■ **WRITTEN TASK**
Locate each line containing the string "start" and copy it out.

■ **INPUT DATA**
§

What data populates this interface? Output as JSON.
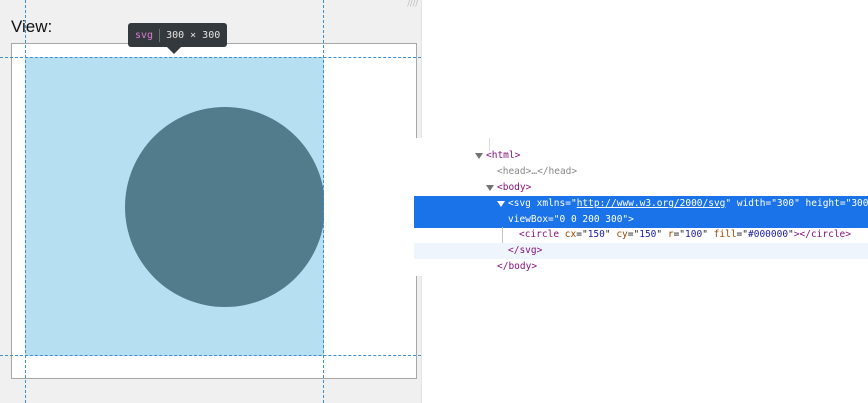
{
  "view": {
    "label": "View:",
    "resize_grip": "////"
  },
  "tooltip": {
    "tag": "svg",
    "dimensions": "300 × 300"
  },
  "rendered_svg": {
    "circle_fill": "#527b8c",
    "highlight_color": "#b6dff2"
  },
  "elements": {
    "html_open": "<html>",
    "head": {
      "open": "<head>",
      "ellipsis": "…",
      "close": "</head>"
    },
    "body_open": "<body>",
    "svg": {
      "open_tag": "<svg",
      "xmlns_attr": "xmlns",
      "xmlns_val": "http://www.w3.org/2000/svg",
      "width_attr": "width",
      "width_val": "300",
      "height_attr": "height",
      "height_val": "300",
      "viewbox_attr": "viewBox",
      "viewbox_val": "0 0 200 300",
      "close_bracket": ">",
      "close_tag": "</svg>"
    },
    "circle": {
      "open_tag": "<circle",
      "cx_attr": "cx",
      "cx_val": "150",
      "cy_attr": "cy",
      "cy_val": "150",
      "r_attr": "r",
      "r_val": "100",
      "fill_attr": "fill",
      "fill_val": "#000000",
      "close": "></circle>"
    },
    "body_close": "</body>"
  }
}
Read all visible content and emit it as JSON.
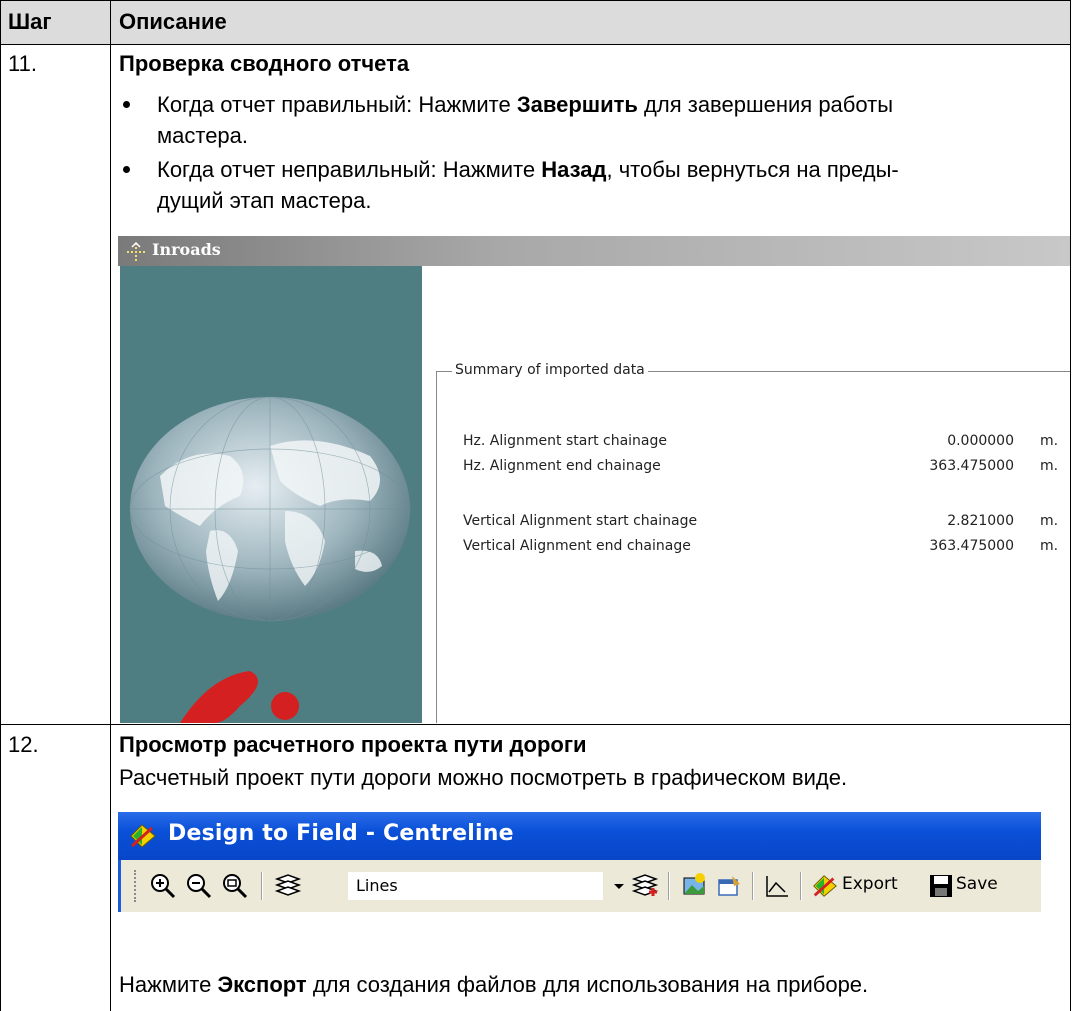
{
  "table": {
    "header": {
      "step": "Шаг",
      "description": "Описание"
    },
    "rows": [
      {
        "step": "11.",
        "heading": "Проверка сводного отчета",
        "bullets": [
          {
            "pre": "Когда отчет правильный: Нажмите ",
            "bold": "Завершить",
            "post": " для завершения работы",
            "line2": "мастера."
          },
          {
            "pre": "Когда отчет неправильный: Нажмите ",
            "bold": "Назад",
            "post": ", чтобы вернуться на преды-",
            "line2": "дущий этап мастера."
          }
        ]
      },
      {
        "step": "12.",
        "heading": "Просмотр расчетного проекта пути дороги",
        "text": "Расчетный проект пути дороги можно посмотреть в графическом виде.",
        "footer": {
          "pre": "Нажмите ",
          "bold": "Экспорт",
          "post": " для создания файлов для использования на приборе."
        }
      }
    ]
  },
  "inroads": {
    "title": "Inroads",
    "group_label": "Summary of imported data",
    "rows": [
      {
        "label": "Hz. Alignment start chainage",
        "value": "0.000000",
        "unit": "m."
      },
      {
        "label": "Hz. Alignment end chainage",
        "value": "363.475000",
        "unit": "m."
      },
      {
        "label": "Vertical Alignment start chainage",
        "value": "2.821000",
        "unit": "m."
      },
      {
        "label": "Vertical Alignment end chainage",
        "value": "363.475000",
        "unit": "m."
      }
    ],
    "colors": {
      "panel": "#4f7e82",
      "logo": "#d42020"
    }
  },
  "dtf": {
    "title": "Design to Field - Centreline",
    "combo_value": "Lines",
    "export_label": "Export",
    "save_label": "Save",
    "colors": {
      "titlebar": "#0a50d8",
      "toolbar": "#ece9d8"
    }
  }
}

§

■ **RESPONSE TO THE EXERCISE**
        "label": "Hz. Alignment start chainage",
        "label": "Vertical Alignment start chainage",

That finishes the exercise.